• Written instruction:
Scan the lines below; pull out those with "Merge".

• Recorded data:
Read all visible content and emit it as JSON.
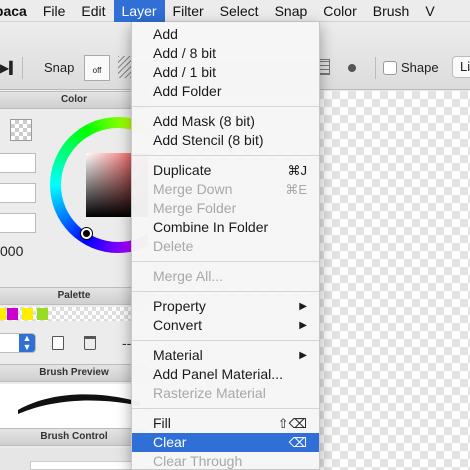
{
  "menubar": {
    "items": [
      "lpaca",
      "File",
      "Edit",
      "Layer",
      "Filter",
      "Select",
      "Snap",
      "Color",
      "Brush",
      "V"
    ]
  },
  "toolbar": {
    "snap_label": "Snap",
    "snap_toggle": "off",
    "shape_label": "Shape",
    "right_cut": "Li"
  },
  "color_panel": {
    "title": "Color",
    "value_cut": "000"
  },
  "palette_panel": {
    "title": "Palette",
    "swatches": [
      "#ffee00",
      "#cc00cc",
      "#ffee00",
      "#99dd22"
    ]
  },
  "brush_preview_panel": {
    "title": "Brush Preview"
  },
  "brush_control_panel": {
    "title": "Brush Control"
  },
  "layer_menu": {
    "groups": [
      [
        {
          "label": "Add"
        },
        {
          "label": "Add / 8 bit"
        },
        {
          "label": "Add / 1 bit"
        },
        {
          "label": "Add Folder"
        }
      ],
      [
        {
          "label": "Add Mask (8 bit)"
        },
        {
          "label": "Add Stencil (8 bit)"
        }
      ],
      [
        {
          "label": "Duplicate",
          "shortcut": "⌘J"
        },
        {
          "label": "Merge Down",
          "shortcut": "⌘E",
          "disabled": true
        },
        {
          "label": "Merge Folder",
          "disabled": true
        },
        {
          "label": "Combine In Folder"
        },
        {
          "label": "Delete",
          "disabled": true
        }
      ],
      [
        {
          "label": "Merge All...",
          "disabled": true
        }
      ],
      [
        {
          "label": "Property",
          "submenu": true
        },
        {
          "label": "Convert",
          "submenu": true
        }
      ],
      [
        {
          "label": "Material",
          "submenu": true
        },
        {
          "label": "Add Panel Material..."
        },
        {
          "label": "Rasterize Material",
          "disabled": true
        }
      ],
      [
        {
          "label": "Fill",
          "shortcut": "⇧⌫"
        },
        {
          "label": "Clear",
          "shortcut": "⌫",
          "selected": true
        },
        {
          "label": "Clear Through",
          "disabled": true
        }
      ]
    ]
  },
  "colors": {
    "accent": "#2f6fd6",
    "menu_bg": "#f6f6f6",
    "disabled_text": "#a8a8a8"
  }
}
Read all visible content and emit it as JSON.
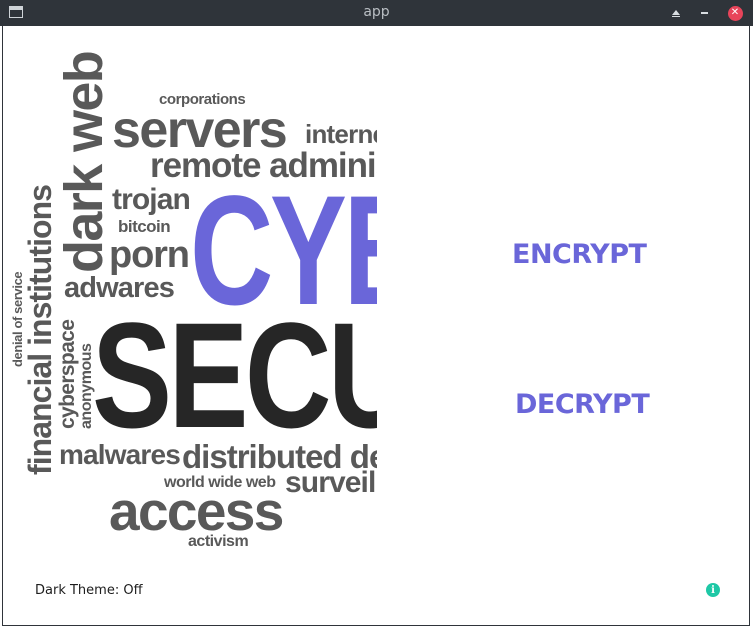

• Problem solution:
          "label": "Merge Down",
          "label": "Merge Folder",
          "label": "Merge All...",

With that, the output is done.